[START]
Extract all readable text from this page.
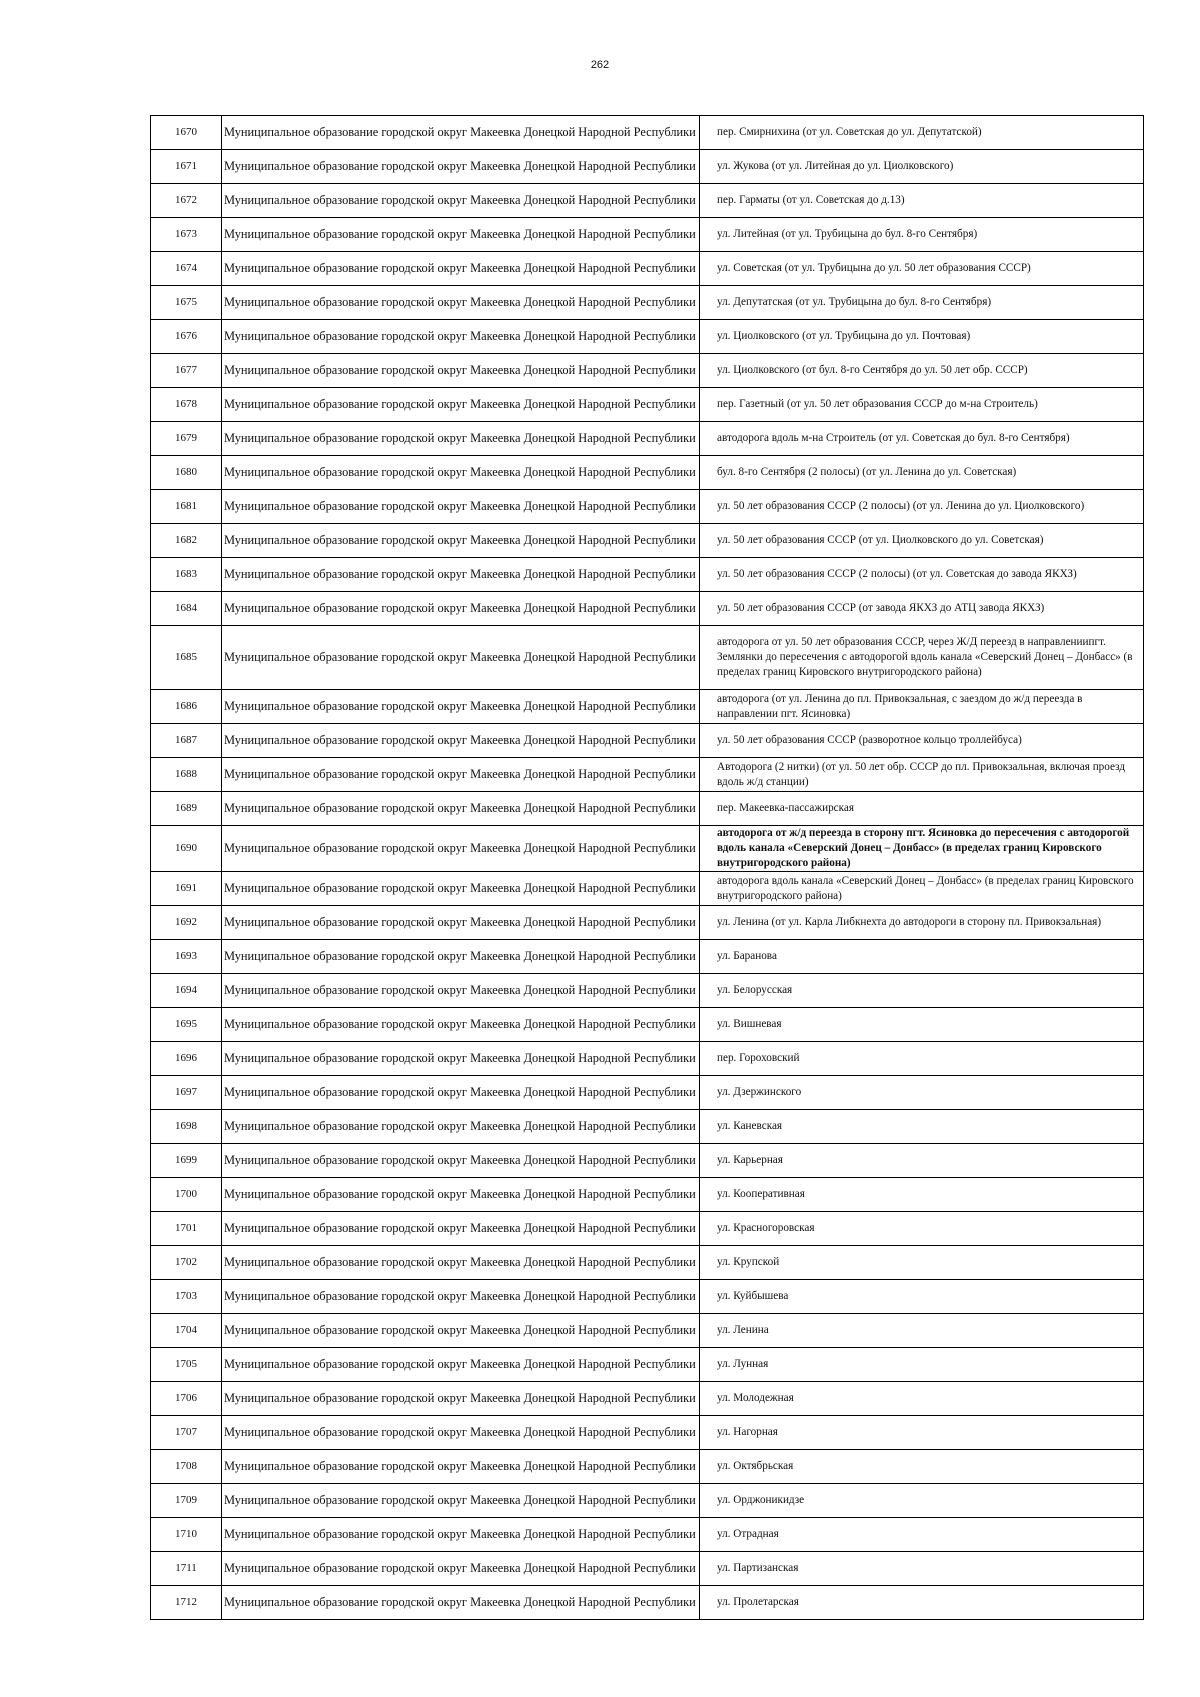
262
1670	Муниципальное образование городской округ Макеевка Донецкой Народной Республики	пер. Смирнихина (от ул. Советская до ул. Депутатской)
1671	Муниципальное образование городской округ Макеевка Донецкой Народной Республики	ул. Жукова (от ул. Литейная до ул. Циолковского)
1672	Муниципальное образование городской округ Макеевка Донецкой Народной Республики	пер. Гарматы (от ул. Советская до д.13)
1673	Муниципальное образование городской округ Макеевка Донецкой Народной Республики	ул. Литейная (от ул. Трубицына до бул. 8-го Сентября)
1674	Муниципальное образование городской округ Макеевка Донецкой Народной Республики	ул. Советская (от ул. Трубицына до ул. 50 лет образования СССР)
1675	Муниципальное образование городской округ Макеевка Донецкой Народной Республики	ул. Депутатская (от ул. Трубицына до бул. 8-го Сентября)
1676	Муниципальное образование городской округ Макеевка Донецкой Народной Республики	ул. Циолковского (от ул. Трубицына до ул. Почтовая)
1677	Муниципальное образование городской округ Макеевка Донецкой Народной Республики	ул. Циолковского (от бул. 8-го Сентября до ул. 50 лет обр. СССР)
1678	Муниципальное образование городской округ Макеевка Донецкой Народной Республики	пер. Газетный (от ул. 50 лет образования СССР до м-на Строитель)
1679	Муниципальное образование городской округ Макеевка Донецкой Народной Республики	автодорога вдоль м-на Строитель (от ул. Советская до бул. 8-го Сентября)
1680	Муниципальное образование городской округ Макеевка Донецкой Народной Республики	бул. 8-го Сентября (2 полосы) (от ул. Ленина до ул. Советская)
1681	Муниципальное образование городской округ Макеевка Донецкой Народной Республики	ул. 50 лет образования СССР (2 полосы) (от ул. Ленина до ул. Циолковского)
1682	Муниципальное образование городской округ Макеевка Донецкой Народной Республики	ул. 50 лет образования СССР (от ул. Циолковского до ул. Советская)
1683	Муниципальное образование городской округ Макеевка Донецкой Народной Республики	ул. 50 лет образования СССР (2 полосы) (от ул. Советская до завода ЯКХЗ)
1684	Муниципальное образование городской округ Макеевка Донецкой Народной Республики	ул. 50 лет образования СССР (от завода ЯКХЗ до АТЦ завода ЯКХЗ)
1685	Муниципальное образование городской округ Макеевка Донецкой Народной Республики	автодорога от ул. 50 лет образования СССР, через Ж/Д переезд в направлениипгт. Землянки до пересечения с автодорогой вдоль канала «Северский Донец – Донбасс» (в пределах границ Кировского внутригородского района)
1686	Муниципальное образование городской округ Макеевка Донецкой Народной Республики	автодорога (от ул. Ленина до пл. Привокзальная, с заездом до ж/д переезда в направлении пгт. Ясиновка)
1687	Муниципальное образование городской округ Макеевка Донецкой Народной Республики	ул. 50 лет образования СССР (разворотное кольцо троллейбуса)
1688	Муниципальное образование городской округ Макеевка Донецкой Народной Республики	Автодорога (2 нитки) (от ул. 50 лет обр. СССР до пл. Привокзальная, включая проезд вдоль ж/д станции)
1689	Муниципальное образование городской округ Макеевка Донецкой Народной Республики	пер. Макеевка-пассажирская
1690	Муниципальное образование городской округ Макеевка Донецкой Народной Республики	автодорога от ж/д переезда в сторону пгт. Ясиновка до пересечения с автодорогой вдоль канала «Северский Донец – Донбасс» (в пределах границ Кировского внутригородского района)
1691	Муниципальное образование городской округ Макеевка Донецкой Народной Республики	автодорога вдоль канала «Северский Донец – Донбасс» (в пределах границ Кировского внутригородского района)
1692	Муниципальное образование городской округ Макеевка Донецкой Народной Республики	ул. Ленина (от ул. Карла Либкнехта до автодороги в сторону пл. Привокзальная)
1693	Муниципальное образование городской округ Макеевка Донецкой Народной Республики	ул. Баранова
1694	Муниципальное образование городской округ Макеевка Донецкой Народной Республики	ул. Белорусская
1695	Муниципальное образование городской округ Макеевка Донецкой Народной Республики	ул. Вишневая
1696	Муниципальное образование городской округ Макеевка Донецкой Народной Республики	пер. Гороховский
1697	Муниципальное образование городской округ Макеевка Донецкой Народной Республики	ул. Дзержинского
1698	Муниципальное образование городской округ Макеевка Донецкой Народной Республики	ул. Каневская
1699	Муниципальное образование городской округ Макеевка Донецкой Народной Республики	ул. Карьерная
1700	Муниципальное образование городской округ Макеевка Донецкой Народной Республики	ул. Кооперативная
1701	Муниципальное образование городской округ Макеевка Донецкой Народной Республики	ул. Красногоровская
1702	Муниципальное образование городской округ Макеевка Донецкой Народной Республики	ул. Крупской
1703	Муниципальное образование городской округ Макеевка Донецкой Народной Республики	ул. Куйбышева
1704	Муниципальное образование городской округ Макеевка Донецкой Народной Республики	ул. Ленина
1705	Муниципальное образование городской округ Макеевка Донецкой Народной Республики	ул. Лунная
1706	Муниципальное образование городской округ Макеевка Донецкой Народной Республики	ул. Молодежная
1707	Муниципальное образование городской округ Макеевка Донецкой Народной Республики	ул. Нагорная
1708	Муниципальное образование городской округ Макеевка Донецкой Народной Республики	ул. Октябрьская
1709	Муниципальное образование городской округ Макеевка Донецкой Народной Республики	ул. Орджоникидзе
1710	Муниципальное образование городской округ Макеевка Донецкой Народной Республики	ул. Отрадная
1711	Муниципальное образование городской округ Макеевка Донецкой Народной Республики	ул. Партизанская
1712	Муниципальное образование городской округ Макеевка Донецкой Народной Республики	ул. Пролетарская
[END]
:: TO DO ::
Write every entry out again exactly, dropping the pictures.

:: OUTPUT ::
Extract all readable text from this page.
262
1670	Муниципальное образование городской округ Макеевка Донецкой Народной Республики	пер. Смирнихина (от ул. Советская до ул. Депутатской)
1671	Муниципальное образование городской округ Макеевка Донецкой Народной Республики	ул. Жукова (от ул. Литейная до ул. Циолковского)
1672	Муниципальное образование городской округ Макеевка Донецкой Народной Республики	пер. Гарматы (от ул. Советская до д.13)
1673	Муниципальное образование городской округ Макеевка Донецкой Народной Республики	ул. Литейная (от ул. Трубицына до бул. 8-го Сентября)
1674	Муниципальное образование городской округ Макеевка Донецкой Народной Республики	ул. Советская (от ул. Трубицына до ул. 50 лет образования СССР)
1675	Муниципальное образование городской округ Макеевка Донецкой Народной Республики	ул. Депутатская (от ул. Трубицына до бул. 8-го Сентября)
1676	Муниципальное образование городской округ Макеевка Донецкой Народной Республики	ул. Циолковского (от ул. Трубицына до ул. Почтовая)
1677	Муниципальное образование городской округ Макеевка Донецкой Народной Республики	ул. Циолковского (от бул. 8-го Сентября до ул. 50 лет обр. СССР)
1678	Муниципальное образование городской округ Макеевка Донецкой Народной Республики	пер. Газетный (от ул. 50 лет образования СССР до м-на Строитель)
1679	Муниципальное образование городской округ Макеевка Донецкой Народной Республики	автодорога вдоль м-на Строитель (от ул. Советская до бул. 8-го Сентября)
1680	Муниципальное образование городской округ Макеевка Донецкой Народной Республики	бул. 8-го Сентября (2 полосы) (от ул. Ленина до ул. Советская)
1681	Муниципальное образование городской округ Макеевка Донецкой Народной Республики	ул. 50 лет образования СССР (2 полосы) (от ул. Ленина до ул. Циолковского)
1682	Муниципальное образование городской округ Макеевка Донецкой Народной Республики	ул. 50 лет образования СССР (от ул. Циолковского до ул. Советская)
1683	Муниципальное образование городской округ Макеевка Донецкой Народной Республики	ул. 50 лет образования СССР (2 полосы) (от ул. Советская до завода ЯКХЗ)
1684	Муниципальное образование городской округ Макеевка Донецкой Народной Республики	ул. 50 лет образования СССР (от завода ЯКХЗ до АТЦ завода ЯКХЗ)
1685	Муниципальное образование городской округ Макеевка Донецкой Народной Республики	автодорога от ул. 50 лет образования СССР, через Ж/Д переезд в направлениипгт. Землянки до пересечения с автодорогой вдоль канала «Северский Донец – Донбасс» (в пределах границ Кировского внутригородского района)
1686	Муниципальное образование городской округ Макеевка Донецкой Народной Республики	автодорога (от ул. Ленина до пл. Привокзальная, с заездом до ж/д переезда в направлении пгт. Ясиновка)
1687	Муниципальное образование городской округ Макеевка Донецкой Народной Республики	ул. 50 лет образования СССР (разворотное кольцо троллейбуса)
1688	Муниципальное образование городской округ Макеевка Донецкой Народной Республики	Автодорога (2 нитки) (от ул. 50 лет обр. СССР до пл. Привокзальная, включая проезд вдоль ж/д станции)
1689	Муниципальное образование городской округ Макеевка Донецкой Народной Республики	пер. Макеевка-пассажирская
1690	Муниципальное образование городской округ Макеевка Донецкой Народной Республики	автодорога от ж/д переезда в сторону пгт. Ясиновка до пересечения с автодорогой вдоль канала «Северский Донец – Донбасс» (в пределах границ Кировского внутригородского района)
1691	Муниципальное образование городской округ Макеевка Донецкой Народной Республики	автодорога вдоль канала «Северский Донец – Донбасс» (в пределах границ Кировского внутригородского района)
1692	Муниципальное образование городской округ Макеевка Донецкой Народной Республики	ул. Ленина (от ул. Карла Либкнехта до автодороги в сторону пл. Привокзальная)
1693	Муниципальное образование городской округ Макеевка Донецкой Народной Республики	ул. Баранова
1694	Муниципальное образование городской округ Макеевка Донецкой Народной Республики	ул. Белорусская
1695	Муниципальное образование городской округ Макеевка Донецкой Народной Республики	ул. Вишневая
1696	Муниципальное образование городской округ Макеевка Донецкой Народной Республики	пер. Гороховский
1697	Муниципальное образование городской округ Макеевка Донецкой Народной Республики	ул. Дзержинского
1698	Муниципальное образование городской округ Макеевка Донецкой Народной Республики	ул. Каневская
1699	Муниципальное образование городской округ Макеевка Донецкой Народной Республики	ул. Карьерная
1700	Муниципальное образование городской округ Макеевка Донецкой Народной Республики	ул. Кооперативная
1701	Муниципальное образование городской округ Макеевка Донецкой Народной Республики	ул. Красногоровская
1702	Муниципальное образование городской округ Макеевка Донецкой Народной Республики	ул. Крупской
1703	Муниципальное образование городской округ Макеевка Донецкой Народной Республики	ул. Куйбышева
1704	Муниципальное образование городской округ Макеевка Донецкой Народной Республики	ул. Ленина
1705	Муниципальное образование городской округ Макеевка Донецкой Народной Республики	ул. Лунная
1706	Муниципальное образование городской округ Макеевка Донецкой Народной Республики	ул. Молодежная
1707	Муниципальное образование городской округ Макеевка Донецкой Народной Республики	ул. Нагорная
1708	Муниципальное образование городской округ Макеевка Донецкой Народной Республики	ул. Октябрьская
1709	Муниципальное образование городской округ Макеевка Донецкой Народной Республики	ул. Орджоникидзе
1710	Муниципальное образование городской округ Макеевка Донецкой Народной Республики	ул. Отрадная
1711	Муниципальное образование городской округ Макеевка Донецкой Народной Республики	ул. Партизанская
1712	Муниципальное образование городской округ Макеевка Донецкой Народной Республики	ул. Пролетарская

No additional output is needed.